TESTO SELEZIONATO:
Storia dell'articolo
Chiudi

Questo articolo è stato pubblicato il 13 novembre 2013 alle ore 07:36.
L'ultima modifica è del 19 giugno 2014 alle ore 10:42.

My24
(Corbis)(Corbis)

BOLOGNA - Capitalismo all'italiana o cogestione alla tedesca? Se l'obiettivo è la crescita a lungo termine la risposta è la Mitbestimmung del modello Volkswagen. «La codeterminazione non è un contratto che si impara, è una cultura di cui deve permearsi ogni anello della catena aziendale, ma la storia del gruppo Volkswagen, retaggio della proprietà pubblica e sancito per legge nel 1960, è la dimostrazione che con la partecipazione si ottengono performance straordinarie in ogni Paese in cui si va ad operare, con garanzie occupazionali e reddituali che superano il modello conflittuale dei Paesi del Sud Europa».

Dati su elementi e regioni:
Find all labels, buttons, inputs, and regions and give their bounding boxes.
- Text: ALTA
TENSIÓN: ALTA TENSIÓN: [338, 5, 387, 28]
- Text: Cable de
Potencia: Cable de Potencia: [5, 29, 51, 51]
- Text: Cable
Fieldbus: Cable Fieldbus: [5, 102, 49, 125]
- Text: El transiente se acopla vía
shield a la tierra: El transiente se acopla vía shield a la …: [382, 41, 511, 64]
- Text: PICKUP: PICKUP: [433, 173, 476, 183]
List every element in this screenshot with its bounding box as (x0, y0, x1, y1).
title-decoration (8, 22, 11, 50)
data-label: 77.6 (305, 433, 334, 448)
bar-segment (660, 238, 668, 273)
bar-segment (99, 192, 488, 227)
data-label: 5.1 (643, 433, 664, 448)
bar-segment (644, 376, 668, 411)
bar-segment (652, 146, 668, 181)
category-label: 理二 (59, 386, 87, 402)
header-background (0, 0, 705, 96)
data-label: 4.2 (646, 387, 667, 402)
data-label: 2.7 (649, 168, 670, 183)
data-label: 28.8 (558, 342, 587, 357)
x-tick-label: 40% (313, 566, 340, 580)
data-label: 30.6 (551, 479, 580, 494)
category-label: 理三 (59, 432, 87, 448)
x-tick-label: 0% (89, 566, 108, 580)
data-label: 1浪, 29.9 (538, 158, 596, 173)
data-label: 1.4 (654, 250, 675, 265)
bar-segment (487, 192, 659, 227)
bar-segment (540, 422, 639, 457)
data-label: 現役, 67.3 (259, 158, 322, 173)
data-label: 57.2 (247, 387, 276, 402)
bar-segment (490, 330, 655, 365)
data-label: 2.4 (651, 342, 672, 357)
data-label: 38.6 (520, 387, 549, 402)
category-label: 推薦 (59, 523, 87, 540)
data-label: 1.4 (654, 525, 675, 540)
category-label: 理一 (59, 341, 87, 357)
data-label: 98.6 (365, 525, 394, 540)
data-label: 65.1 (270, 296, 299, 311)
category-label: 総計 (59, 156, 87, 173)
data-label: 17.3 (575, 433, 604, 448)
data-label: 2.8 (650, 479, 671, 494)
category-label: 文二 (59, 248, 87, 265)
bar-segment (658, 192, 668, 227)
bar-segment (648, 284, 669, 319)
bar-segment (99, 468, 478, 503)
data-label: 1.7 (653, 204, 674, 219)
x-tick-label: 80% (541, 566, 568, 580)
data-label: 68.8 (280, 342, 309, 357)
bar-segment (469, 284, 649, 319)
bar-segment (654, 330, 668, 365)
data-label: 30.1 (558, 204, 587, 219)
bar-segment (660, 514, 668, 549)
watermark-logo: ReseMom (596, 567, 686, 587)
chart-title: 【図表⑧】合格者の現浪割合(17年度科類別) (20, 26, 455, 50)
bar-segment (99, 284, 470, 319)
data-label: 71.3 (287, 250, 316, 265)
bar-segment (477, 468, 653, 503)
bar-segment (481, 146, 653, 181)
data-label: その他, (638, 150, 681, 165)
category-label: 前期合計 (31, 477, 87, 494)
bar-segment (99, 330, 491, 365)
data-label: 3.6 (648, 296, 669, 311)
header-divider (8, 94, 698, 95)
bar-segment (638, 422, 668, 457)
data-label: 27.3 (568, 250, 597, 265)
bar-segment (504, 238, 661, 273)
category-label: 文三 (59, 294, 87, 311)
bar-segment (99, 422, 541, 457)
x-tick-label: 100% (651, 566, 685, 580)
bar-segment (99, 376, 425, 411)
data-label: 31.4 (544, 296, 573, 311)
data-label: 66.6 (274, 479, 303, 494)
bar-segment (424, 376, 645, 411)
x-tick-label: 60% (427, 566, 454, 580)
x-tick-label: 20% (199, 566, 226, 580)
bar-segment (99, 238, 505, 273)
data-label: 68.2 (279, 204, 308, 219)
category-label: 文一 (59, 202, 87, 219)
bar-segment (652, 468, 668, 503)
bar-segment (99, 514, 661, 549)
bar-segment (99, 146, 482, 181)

PROBLEMA PROPOSTO 1:
Rispondi a queste domande sull'articolo dedicato alla cogestione Volkswagen:
(a) In quale data e a che ora è stato pubblicato?
(b) In quale anno la storia del gruppo Volkswagen è stata sancita per legge?
(c) Quando risale l'ultima modifica?
PROBLEMA PROPOSTO 2: Cita dall'articolo sulla cogestione Volkswagen tutto il passo che va da "Storia dell'articolo" fino a "alle ore 10:42.".
PROBLEMA PROPOSTO 3: Prosegui l'articolo sulla cogestione alla tedesca a partire dall'ultima frase riportata.
Le voci riportate qui non hanno alcun ruolo.

RISULTATO DEL COMPITO 1:
(a) Il 13 novembre 2013 alle ore 07:36.
(b) Nel 1960.
(c) Al 19 giugno 2014 alle ore 10:42.

RISULTATO DEL COMPITO 2:
Storia dell'articolo
Chiudi

Questo articolo è stato pubblicato il 13 novembre 2013 alle ore 07:36.
L'ultima modifica è del 19 giugno 2014 alle ore 10:42.

RISULTATO DEL COMPITO 3:
Lamborghini e Ducati insegnano. Le parole di Flavio Benites, segretario della IG Metall di Wolfsburg, sono la cornice dentro cui si è aperto ieri a Bologna un serrato confronto sull'impatto della proprietà tedesca nelle relazioni industriali, all'interno della due giorni organizzata da Ires Emilia-Romagna – con la Fondazione Hans Böckler della Confederazione sindacale tedesca Dgb e Fondazione Friedrich Ebert della Spd – sulla codeterminazione in Germania e le esperienze di partecipazione in Italia.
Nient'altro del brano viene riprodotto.